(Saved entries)
--- Start ---

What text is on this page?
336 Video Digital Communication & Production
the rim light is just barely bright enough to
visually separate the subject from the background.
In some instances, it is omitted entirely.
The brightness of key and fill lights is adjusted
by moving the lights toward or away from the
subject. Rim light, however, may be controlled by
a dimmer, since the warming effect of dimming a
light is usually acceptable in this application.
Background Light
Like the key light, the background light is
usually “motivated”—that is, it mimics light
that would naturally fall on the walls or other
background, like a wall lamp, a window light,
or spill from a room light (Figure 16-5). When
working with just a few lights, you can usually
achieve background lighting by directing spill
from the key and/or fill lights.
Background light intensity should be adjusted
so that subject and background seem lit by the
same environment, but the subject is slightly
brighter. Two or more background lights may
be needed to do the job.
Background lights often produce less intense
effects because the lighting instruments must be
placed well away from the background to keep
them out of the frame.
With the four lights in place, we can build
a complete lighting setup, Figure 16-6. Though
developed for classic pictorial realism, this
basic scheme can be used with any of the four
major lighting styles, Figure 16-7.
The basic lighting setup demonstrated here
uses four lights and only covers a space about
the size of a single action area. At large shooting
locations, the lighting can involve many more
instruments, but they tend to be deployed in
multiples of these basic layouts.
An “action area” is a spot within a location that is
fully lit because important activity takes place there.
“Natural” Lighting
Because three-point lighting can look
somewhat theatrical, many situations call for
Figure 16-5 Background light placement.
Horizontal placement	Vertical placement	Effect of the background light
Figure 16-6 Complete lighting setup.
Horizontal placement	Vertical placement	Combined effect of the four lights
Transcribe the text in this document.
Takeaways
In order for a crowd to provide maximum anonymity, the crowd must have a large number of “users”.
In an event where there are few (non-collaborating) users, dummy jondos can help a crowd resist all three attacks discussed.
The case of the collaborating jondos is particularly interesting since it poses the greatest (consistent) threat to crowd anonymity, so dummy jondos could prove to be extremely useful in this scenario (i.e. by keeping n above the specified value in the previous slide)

--- End ---

| Task goal |
From the entries above, copy each line holding "Figure".

| In response |
or spill from a room light (Figure 16-5). When
a complete lighting setup, Figure 16-6. Though
major lighting styles, Figure 16-7.
Figure 16-5 Background light placement.
Figure 16-6 Complete lighting setup.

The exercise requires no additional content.